▸ TASK REQUIREMENTS:
Take each line containing the word "equipo" and copy it.

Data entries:
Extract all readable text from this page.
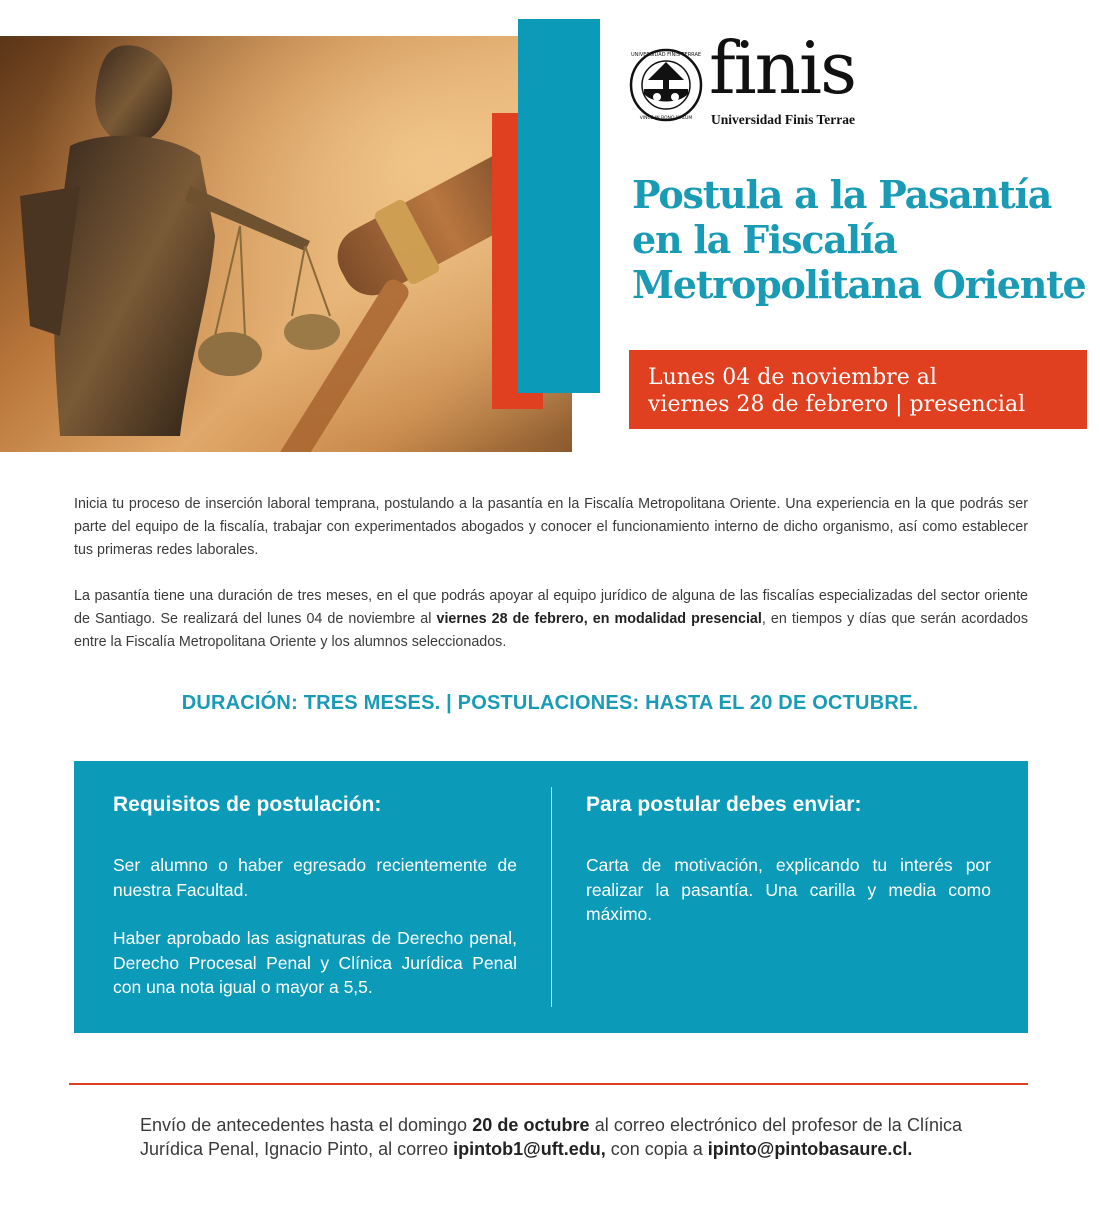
UNIVERSIDAD FINIS TERRAE
VINCE IN BONO MALUM
finis
Universidad Finis Terrae
Postula a la Pasantía
en la Fiscalía
Metropolitana Oriente
Lunes 04 de noviembre al
viernes 28 de febrero | presencial

Inicia tu proceso de inserción laboral temprana, postulando a la pasantía en la Fiscalía Metropolitana Oriente. Una experiencia en la que podrás ser parte del equipo de la fiscalía, trabajar con experimentados abogados y conocer el funcionamiento interno de dicho organismo, así como establecer tus primeras redes laborales.

La pasantía tiene una duración de tres meses, en el que podrás apoyar al equipo jurídico de alguna de las fiscalías especializadas del sector oriente de Santiago. Se realizará del lunes 04 de noviembre al viernes 28 de febrero, en modalidad presencial, en tiempos y días que serán acordados entre la Fiscalía Metropolitana Oriente y los alumnos seleccionados.

DURACIÓN: TRES MESES. | POSTULACIONES: HASTA EL 20 DE OCTUBRE.
Requisitos de postulación:

Ser alumno o haber egresado recientemente de nuestra Facultad.

Haber aprobado las asignaturas de Derecho penal, Derecho Procesal Penal y Clínica Jurídica Penal con una nota igual o mayor a 5,5.

Para postular debes enviar:

Carta de motivación, explicando tu interés por realizar la pasantía. Una carilla y media como máximo.

Envío de antecedentes hasta el domingo 20 de octubre al correo electrónico del profesor de la Clínica Jurídica Penal, Ignacio Pinto, al correo ipintob1@uft.edu, con copia a ipinto@pintobasaure.cl.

▸ COMPLETE ANSWER:
Inicia tu proceso de inserción laboral temprana, postulando a la pasantía en la Fiscalía Metropolitana Oriente. Una experiencia en la que podrás ser parte del equipo de la fiscalía, trabajar con experimentados abogados y conocer el funcionamiento interno de dicho organismo, así como establecer tus primeras redes laborales.
La pasantía tiene una duración de tres meses, en el que podrás apoyar al equipo jurídico de alguna de las fiscalías especializadas del sector oriente de Santiago. Se realizará del lunes 04 de noviembre al viernes 28 de febrero, en modalidad presencial, en tiempos y días que serán acordados entre la Fiscalía Metropolitana Oriente y los alumnos seleccionados.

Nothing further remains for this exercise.